-- START OF GIVEN INFORMATION --

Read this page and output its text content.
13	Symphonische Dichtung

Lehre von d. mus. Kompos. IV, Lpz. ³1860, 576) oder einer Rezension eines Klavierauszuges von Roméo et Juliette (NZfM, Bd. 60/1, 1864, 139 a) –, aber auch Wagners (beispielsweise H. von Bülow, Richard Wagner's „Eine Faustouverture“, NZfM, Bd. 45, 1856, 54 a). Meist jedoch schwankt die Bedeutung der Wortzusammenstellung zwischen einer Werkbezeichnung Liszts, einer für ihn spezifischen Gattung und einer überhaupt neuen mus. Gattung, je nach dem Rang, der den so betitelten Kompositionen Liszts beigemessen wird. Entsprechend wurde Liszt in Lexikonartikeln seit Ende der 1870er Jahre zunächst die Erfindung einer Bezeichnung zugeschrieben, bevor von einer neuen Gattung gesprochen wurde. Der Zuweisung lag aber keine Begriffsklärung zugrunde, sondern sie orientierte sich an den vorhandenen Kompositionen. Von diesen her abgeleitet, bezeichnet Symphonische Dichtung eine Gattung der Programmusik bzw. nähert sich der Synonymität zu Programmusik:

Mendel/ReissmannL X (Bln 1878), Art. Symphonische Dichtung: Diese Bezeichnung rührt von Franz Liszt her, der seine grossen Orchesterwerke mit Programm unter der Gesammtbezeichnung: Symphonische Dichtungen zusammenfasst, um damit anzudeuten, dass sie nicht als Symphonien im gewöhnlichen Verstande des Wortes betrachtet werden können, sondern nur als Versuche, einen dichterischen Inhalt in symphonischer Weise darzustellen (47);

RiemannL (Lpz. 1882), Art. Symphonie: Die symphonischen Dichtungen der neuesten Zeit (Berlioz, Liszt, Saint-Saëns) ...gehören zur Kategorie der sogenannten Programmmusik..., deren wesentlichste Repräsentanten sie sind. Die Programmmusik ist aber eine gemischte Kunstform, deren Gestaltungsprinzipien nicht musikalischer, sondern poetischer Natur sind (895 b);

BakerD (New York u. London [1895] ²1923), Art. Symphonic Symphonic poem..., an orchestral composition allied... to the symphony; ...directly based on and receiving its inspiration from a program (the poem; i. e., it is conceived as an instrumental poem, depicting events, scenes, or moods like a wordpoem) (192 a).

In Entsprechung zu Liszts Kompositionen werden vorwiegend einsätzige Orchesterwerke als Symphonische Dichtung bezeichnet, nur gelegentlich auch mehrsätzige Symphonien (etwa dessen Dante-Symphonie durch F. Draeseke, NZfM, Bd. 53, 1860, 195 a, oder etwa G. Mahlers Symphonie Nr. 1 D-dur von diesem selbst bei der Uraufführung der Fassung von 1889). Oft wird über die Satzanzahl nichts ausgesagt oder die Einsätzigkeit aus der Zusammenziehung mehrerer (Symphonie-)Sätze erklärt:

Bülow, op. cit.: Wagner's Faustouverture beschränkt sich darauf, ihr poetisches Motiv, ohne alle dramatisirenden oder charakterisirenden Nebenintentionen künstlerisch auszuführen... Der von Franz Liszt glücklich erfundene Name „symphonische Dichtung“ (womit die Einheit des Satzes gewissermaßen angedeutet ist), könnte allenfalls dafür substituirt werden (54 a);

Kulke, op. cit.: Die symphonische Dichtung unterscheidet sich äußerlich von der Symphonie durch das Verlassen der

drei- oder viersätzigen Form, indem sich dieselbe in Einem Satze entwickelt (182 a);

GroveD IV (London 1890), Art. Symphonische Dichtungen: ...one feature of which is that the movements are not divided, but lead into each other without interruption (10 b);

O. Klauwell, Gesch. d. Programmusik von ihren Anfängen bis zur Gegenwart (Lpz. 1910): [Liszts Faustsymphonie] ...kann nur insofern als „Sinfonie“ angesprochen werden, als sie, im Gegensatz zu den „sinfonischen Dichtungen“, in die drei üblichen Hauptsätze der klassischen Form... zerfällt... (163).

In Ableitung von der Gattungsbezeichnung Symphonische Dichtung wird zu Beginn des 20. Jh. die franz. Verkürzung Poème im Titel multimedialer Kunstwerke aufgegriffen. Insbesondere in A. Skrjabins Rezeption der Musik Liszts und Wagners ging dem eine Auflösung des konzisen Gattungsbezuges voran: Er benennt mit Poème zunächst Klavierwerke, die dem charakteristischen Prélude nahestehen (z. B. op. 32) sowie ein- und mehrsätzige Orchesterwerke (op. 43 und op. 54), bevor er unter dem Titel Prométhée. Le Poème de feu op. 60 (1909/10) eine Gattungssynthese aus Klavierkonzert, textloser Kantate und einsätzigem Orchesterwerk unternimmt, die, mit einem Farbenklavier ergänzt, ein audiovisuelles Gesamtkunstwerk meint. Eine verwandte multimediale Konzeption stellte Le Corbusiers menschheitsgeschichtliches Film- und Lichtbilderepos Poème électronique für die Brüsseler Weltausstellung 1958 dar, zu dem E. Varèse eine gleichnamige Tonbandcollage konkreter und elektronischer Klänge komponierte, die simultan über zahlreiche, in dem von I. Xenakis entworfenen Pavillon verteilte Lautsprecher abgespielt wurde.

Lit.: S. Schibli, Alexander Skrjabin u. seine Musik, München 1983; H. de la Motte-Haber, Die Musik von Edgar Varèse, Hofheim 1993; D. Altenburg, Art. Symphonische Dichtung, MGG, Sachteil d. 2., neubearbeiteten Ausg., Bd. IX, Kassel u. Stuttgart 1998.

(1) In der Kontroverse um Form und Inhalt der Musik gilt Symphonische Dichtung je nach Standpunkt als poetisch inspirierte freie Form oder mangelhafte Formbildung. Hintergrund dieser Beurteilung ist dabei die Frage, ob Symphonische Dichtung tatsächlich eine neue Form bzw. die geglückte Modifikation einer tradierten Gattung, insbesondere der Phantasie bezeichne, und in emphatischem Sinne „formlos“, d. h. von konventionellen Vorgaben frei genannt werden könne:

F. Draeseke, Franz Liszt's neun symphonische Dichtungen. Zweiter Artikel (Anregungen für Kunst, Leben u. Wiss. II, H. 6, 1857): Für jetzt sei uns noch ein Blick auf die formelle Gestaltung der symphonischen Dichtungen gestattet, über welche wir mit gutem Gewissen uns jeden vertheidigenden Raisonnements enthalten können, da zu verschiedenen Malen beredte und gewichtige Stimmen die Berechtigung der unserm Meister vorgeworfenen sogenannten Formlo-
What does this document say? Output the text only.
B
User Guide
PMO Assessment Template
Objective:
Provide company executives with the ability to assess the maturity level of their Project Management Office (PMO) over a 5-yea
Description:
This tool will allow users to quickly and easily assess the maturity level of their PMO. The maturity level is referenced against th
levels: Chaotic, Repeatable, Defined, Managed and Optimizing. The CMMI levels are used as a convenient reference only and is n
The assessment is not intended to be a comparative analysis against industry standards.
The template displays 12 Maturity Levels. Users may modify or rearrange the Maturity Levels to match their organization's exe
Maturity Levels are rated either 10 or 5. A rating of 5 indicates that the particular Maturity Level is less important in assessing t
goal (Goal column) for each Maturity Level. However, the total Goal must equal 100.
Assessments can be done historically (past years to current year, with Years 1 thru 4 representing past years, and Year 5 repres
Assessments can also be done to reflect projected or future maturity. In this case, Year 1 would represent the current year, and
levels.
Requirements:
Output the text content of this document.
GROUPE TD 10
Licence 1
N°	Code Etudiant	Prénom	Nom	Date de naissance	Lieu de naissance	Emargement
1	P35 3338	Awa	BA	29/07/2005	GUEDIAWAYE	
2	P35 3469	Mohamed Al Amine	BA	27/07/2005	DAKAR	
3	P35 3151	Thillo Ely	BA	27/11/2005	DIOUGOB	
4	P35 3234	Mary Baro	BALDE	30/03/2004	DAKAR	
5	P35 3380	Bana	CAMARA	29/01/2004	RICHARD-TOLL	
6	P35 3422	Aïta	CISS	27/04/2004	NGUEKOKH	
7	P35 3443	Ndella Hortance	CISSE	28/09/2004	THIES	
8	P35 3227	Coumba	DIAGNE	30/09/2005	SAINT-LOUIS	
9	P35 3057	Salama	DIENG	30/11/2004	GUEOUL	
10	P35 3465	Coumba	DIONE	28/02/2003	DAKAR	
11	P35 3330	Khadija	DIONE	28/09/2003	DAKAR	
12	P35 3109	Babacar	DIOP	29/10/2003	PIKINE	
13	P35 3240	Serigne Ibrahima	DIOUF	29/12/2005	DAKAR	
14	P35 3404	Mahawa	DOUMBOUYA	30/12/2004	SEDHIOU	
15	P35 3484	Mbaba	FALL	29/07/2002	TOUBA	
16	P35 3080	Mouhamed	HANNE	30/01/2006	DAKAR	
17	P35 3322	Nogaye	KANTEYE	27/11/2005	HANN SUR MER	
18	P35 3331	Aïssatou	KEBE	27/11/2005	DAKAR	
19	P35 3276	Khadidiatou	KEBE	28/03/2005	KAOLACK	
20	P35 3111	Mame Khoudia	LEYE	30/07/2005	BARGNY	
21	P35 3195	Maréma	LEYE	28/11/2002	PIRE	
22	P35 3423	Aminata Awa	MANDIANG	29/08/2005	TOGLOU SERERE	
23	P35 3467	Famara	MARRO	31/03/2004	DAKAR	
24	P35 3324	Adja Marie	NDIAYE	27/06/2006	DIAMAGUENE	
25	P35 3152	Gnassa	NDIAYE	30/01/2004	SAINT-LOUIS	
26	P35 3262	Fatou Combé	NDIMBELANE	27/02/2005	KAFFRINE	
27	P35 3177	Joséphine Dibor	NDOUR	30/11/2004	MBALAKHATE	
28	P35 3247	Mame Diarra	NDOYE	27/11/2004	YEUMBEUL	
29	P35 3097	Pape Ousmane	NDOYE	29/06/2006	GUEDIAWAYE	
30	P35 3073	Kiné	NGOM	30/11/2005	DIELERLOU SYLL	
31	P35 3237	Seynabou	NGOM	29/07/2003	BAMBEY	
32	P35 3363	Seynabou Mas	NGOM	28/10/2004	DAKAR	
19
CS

-- END OF GIVEN INFORMATION --

- **WHAT IS BEING ASKED**
Quote, word for word, every line starting at the one that contains "Output the text content of this document." and ending with the final line of the entries.

- **ANSWER IN FULL**
Output the text content of this document.
GROUPE TD 10
Licence 1
N°	Code Etudiant	Prénom	Nom	Date de naissance	Lieu de naissance	Emargement
1	P35 3338	Awa	BA	29/07/2005	GUEDIAWAYE	
2	P35 3469	Mohamed Al Amine	BA	27/07/2005	DAKAR	
3	P35 3151	Thillo Ely	BA	27/11/2005	DIOUGOB	
4	P35 3234	Mary Baro	BALDE	30/03/2004	DAKAR	
5	P35 3380	Bana	CAMARA	29/01/2004	RICHARD-TOLL	
6	P35 3422	Aïta	CISS	27/04/2004	NGUEKOKH	
7	P35 3443	Ndella Hortance	CISSE	28/09/2004	THIES	
8	P35 3227	Coumba	DIAGNE	30/09/2005	SAINT-LOUIS	
9	P35 3057	Salama	DIENG	30/11/2004	GUEOUL	
10	P35 3465	Coumba	DIONE	28/02/2003	DAKAR	
11	P35 3330	Khadija	DIONE	28/09/2003	DAKAR	
12	P35 3109	Babacar	DIOP	29/10/2003	PIKINE	
13	P35 3240	Serigne Ibrahima	DIOUF	29/12/2005	DAKAR	
14	P35 3404	Mahawa	DOUMBOUYA	30/12/2004	SEDHIOU	
15	P35 3484	Mbaba	FALL	29/07/2002	TOUBA	
16	P35 3080	Mouhamed	HANNE	30/01/2006	DAKAR	
17	P35 3322	Nogaye	KANTEYE	27/11/2005	HANN SUR MER	
18	P35 3331	Aïssatou	KEBE	27/11/2005	DAKAR	
19	P35 3276	Khadidiatou	KEBE	28/03/2005	KAOLACK	
20	P35 3111	Mame Khoudia	LEYE	30/07/2005	BARGNY	
21	P35 3195	Maréma	LEYE	28/11/2002	PIRE	
22	P35 3423	Aminata Awa	MANDIANG	29/08/2005	TOGLOU SERERE	
23	P35 3467	Famara	MARRO	31/03/2004	DAKAR	
24	P35 3324	Adja Marie	NDIAYE	27/06/2006	DIAMAGUENE	
25	P35 3152	Gnassa	NDIAYE	30/01/2004	SAINT-LOUIS	
26	P35 3262	Fatou Combé	NDIMBELANE	27/02/2005	KAFFRINE	
27	P35 3177	Joséphine Dibor	NDOUR	30/11/2004	MBALAKHATE	
28	P35 3247	Mame Diarra	NDOYE	27/11/2004	YEUMBEUL	
29	P35 3097	Pape Ousmane	NDOYE	29/06/2006	GUEDIAWAYE	
30	P35 3073	Kiné	NGOM	30/11/2005	DIELERLOU SYLL	
31	P35 3237	Seynabou	NGOM	29/07/2003	BAMBEY	
32	P35 3363	Seynabou Mas	NGOM	28/10/2004	DAKAR	
19
CS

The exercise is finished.